## [PROBLEM STATEMENT]
Copy out, from the entries below, each line holding the string "view".

## [DATA LINES]
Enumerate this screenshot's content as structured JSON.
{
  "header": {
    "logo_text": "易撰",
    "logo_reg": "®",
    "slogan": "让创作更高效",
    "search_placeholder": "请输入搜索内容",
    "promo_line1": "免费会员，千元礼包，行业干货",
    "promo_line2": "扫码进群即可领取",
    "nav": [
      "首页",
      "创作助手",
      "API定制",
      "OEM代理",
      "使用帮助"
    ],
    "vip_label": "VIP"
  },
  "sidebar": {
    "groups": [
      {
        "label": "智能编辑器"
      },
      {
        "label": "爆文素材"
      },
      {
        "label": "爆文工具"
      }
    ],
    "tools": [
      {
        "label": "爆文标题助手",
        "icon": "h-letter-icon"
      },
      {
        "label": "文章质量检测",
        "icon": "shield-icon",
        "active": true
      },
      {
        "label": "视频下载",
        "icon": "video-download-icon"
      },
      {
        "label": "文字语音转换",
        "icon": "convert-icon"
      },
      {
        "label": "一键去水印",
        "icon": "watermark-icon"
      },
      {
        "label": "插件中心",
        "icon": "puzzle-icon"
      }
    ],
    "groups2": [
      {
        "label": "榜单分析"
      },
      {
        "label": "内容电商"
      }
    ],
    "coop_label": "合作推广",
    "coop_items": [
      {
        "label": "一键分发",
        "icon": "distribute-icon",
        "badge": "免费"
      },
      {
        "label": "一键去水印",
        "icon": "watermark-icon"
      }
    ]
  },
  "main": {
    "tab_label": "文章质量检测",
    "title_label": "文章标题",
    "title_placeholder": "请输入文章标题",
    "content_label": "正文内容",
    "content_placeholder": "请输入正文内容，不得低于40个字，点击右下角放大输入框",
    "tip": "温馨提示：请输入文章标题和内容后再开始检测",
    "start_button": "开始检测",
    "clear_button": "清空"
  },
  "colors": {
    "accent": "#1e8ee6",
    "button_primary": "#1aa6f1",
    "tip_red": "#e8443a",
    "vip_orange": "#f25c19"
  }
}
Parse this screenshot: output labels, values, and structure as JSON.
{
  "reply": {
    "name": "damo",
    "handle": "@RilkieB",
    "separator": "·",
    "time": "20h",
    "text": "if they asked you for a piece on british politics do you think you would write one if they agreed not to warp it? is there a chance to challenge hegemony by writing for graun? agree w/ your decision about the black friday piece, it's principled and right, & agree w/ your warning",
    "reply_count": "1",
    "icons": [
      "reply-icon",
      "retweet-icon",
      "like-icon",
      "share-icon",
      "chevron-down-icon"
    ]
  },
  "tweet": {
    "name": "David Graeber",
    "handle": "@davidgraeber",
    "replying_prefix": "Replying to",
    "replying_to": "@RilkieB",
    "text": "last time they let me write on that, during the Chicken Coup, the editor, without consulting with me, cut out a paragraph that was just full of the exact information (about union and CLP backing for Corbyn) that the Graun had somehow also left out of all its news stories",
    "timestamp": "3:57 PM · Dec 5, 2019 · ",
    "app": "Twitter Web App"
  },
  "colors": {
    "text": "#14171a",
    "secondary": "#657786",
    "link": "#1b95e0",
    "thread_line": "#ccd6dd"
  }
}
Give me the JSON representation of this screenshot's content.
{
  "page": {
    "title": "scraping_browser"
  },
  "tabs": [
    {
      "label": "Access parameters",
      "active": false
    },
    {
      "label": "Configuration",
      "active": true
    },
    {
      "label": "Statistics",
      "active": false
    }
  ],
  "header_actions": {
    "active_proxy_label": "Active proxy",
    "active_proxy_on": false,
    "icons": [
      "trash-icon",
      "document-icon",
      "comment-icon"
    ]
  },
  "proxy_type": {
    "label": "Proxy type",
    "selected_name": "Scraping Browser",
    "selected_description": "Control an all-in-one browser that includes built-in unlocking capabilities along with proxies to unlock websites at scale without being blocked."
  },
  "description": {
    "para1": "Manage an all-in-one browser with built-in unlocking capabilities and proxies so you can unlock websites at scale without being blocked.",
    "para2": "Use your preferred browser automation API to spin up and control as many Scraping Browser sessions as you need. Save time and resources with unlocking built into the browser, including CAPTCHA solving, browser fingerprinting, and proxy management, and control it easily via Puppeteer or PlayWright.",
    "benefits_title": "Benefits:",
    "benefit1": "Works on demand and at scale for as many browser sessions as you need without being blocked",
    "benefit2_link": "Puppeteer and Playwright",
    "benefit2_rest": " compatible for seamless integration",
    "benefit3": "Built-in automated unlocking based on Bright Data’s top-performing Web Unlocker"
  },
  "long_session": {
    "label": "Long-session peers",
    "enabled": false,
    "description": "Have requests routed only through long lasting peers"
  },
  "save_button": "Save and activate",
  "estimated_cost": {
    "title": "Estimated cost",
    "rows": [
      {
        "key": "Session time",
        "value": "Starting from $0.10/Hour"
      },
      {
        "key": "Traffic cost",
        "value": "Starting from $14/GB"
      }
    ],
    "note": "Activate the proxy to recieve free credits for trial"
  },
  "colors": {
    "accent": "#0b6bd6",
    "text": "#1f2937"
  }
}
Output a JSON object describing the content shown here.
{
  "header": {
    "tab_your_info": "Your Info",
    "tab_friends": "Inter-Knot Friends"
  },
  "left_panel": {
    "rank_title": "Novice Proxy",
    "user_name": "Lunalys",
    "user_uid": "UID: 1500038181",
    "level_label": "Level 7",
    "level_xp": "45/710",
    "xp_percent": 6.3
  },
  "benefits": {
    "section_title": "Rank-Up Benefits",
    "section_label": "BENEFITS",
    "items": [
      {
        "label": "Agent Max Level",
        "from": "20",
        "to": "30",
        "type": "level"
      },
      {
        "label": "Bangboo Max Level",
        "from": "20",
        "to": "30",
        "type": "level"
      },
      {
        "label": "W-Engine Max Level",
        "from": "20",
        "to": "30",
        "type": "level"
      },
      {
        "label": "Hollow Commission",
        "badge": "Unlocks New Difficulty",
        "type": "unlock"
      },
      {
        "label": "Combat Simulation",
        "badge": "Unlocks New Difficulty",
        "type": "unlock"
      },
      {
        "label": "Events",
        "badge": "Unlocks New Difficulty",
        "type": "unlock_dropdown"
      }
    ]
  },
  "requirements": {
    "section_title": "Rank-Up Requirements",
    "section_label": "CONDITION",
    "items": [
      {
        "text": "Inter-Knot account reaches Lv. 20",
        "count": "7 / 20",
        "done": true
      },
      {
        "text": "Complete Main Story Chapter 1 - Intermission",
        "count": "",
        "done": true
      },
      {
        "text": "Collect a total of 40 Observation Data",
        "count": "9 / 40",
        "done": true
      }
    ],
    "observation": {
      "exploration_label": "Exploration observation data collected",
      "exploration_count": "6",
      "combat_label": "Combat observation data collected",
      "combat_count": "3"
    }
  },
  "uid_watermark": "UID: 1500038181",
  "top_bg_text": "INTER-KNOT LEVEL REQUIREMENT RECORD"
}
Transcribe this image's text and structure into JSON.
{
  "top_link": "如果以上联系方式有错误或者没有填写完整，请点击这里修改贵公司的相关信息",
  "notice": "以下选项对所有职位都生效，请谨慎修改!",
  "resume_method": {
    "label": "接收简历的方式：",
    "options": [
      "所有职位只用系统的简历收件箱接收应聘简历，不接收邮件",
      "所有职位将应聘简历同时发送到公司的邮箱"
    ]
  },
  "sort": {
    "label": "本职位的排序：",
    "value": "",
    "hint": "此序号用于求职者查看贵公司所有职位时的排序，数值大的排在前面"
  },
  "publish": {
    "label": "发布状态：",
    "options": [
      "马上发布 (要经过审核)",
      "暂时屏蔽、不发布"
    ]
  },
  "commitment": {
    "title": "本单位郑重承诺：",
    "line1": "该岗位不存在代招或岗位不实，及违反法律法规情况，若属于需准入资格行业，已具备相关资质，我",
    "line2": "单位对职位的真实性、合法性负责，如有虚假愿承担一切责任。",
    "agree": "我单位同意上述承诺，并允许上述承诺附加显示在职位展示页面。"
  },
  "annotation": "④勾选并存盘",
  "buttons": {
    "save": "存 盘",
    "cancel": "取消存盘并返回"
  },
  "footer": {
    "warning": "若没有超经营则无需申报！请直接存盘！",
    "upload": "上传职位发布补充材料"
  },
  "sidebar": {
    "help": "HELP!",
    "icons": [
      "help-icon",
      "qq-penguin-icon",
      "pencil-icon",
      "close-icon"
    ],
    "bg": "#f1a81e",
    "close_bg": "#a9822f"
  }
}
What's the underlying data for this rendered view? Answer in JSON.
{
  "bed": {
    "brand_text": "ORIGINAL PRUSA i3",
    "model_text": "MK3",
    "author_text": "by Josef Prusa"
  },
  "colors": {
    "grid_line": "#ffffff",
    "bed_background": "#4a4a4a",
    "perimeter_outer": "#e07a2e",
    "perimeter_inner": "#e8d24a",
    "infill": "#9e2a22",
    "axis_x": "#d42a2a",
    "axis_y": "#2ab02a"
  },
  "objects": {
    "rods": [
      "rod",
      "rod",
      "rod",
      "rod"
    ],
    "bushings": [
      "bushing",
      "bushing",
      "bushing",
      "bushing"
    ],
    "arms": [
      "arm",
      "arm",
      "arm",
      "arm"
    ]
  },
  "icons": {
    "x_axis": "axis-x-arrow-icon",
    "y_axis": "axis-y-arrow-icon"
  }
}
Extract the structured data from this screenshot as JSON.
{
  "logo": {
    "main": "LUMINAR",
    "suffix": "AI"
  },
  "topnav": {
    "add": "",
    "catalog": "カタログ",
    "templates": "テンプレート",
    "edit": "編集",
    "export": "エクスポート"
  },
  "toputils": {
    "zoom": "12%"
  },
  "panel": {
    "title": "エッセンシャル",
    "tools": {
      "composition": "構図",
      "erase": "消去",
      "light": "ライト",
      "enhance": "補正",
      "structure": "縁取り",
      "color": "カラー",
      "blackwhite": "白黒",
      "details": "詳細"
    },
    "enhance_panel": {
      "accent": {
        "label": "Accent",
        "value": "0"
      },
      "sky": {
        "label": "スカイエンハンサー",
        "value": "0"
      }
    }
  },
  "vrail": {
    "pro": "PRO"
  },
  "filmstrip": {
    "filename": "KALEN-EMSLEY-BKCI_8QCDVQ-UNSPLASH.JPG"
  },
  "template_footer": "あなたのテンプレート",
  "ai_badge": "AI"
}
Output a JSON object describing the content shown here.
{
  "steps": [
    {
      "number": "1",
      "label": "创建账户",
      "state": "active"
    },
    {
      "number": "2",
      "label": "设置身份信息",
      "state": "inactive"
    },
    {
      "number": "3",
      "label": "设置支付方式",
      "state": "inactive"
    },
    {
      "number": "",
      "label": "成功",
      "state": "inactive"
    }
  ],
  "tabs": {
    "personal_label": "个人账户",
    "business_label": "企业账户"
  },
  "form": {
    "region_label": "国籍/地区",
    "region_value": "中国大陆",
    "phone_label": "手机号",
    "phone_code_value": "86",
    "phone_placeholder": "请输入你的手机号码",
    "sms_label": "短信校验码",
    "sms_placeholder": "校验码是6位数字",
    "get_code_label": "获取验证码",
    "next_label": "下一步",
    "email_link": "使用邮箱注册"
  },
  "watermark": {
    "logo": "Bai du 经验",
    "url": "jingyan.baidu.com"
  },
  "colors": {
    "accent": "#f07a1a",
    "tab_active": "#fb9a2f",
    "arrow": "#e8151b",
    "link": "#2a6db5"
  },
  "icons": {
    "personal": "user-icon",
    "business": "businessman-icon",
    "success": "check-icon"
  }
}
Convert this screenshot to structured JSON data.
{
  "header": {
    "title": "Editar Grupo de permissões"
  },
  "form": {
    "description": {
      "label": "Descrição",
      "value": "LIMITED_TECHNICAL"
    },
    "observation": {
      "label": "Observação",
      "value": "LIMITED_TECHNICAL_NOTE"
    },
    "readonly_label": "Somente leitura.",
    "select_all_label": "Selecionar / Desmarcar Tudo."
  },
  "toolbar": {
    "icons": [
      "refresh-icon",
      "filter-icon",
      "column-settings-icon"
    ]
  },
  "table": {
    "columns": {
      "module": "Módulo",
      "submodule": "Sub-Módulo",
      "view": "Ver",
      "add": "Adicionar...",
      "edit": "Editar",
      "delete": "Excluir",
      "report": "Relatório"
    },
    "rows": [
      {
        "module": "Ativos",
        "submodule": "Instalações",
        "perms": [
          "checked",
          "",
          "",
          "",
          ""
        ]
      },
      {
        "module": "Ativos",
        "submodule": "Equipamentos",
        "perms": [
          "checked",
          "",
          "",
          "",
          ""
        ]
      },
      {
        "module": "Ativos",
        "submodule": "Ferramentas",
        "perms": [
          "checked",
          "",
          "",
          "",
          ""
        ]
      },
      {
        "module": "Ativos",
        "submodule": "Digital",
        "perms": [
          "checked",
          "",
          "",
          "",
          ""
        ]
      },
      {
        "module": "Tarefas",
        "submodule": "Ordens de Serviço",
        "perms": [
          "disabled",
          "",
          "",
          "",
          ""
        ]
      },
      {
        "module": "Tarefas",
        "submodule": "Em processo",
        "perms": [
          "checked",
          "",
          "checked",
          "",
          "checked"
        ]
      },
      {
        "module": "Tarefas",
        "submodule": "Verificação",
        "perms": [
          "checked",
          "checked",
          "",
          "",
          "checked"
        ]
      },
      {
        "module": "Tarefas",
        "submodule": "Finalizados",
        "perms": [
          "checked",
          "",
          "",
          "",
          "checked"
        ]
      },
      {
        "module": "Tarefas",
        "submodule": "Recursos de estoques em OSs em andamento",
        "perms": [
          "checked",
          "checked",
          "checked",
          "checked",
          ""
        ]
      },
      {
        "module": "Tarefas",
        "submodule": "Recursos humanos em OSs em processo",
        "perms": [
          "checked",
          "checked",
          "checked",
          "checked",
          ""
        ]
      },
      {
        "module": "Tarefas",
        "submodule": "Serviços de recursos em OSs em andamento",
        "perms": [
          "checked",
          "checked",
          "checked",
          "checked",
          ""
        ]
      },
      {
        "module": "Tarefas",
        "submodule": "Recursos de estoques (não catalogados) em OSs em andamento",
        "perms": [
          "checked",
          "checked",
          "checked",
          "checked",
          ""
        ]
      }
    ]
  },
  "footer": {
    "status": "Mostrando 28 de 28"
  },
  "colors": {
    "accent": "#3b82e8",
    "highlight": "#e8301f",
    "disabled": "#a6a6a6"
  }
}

## [TASK RESULT]
What's the underlying data for this rendered view? Answer in JSON.
      "view": "Ver",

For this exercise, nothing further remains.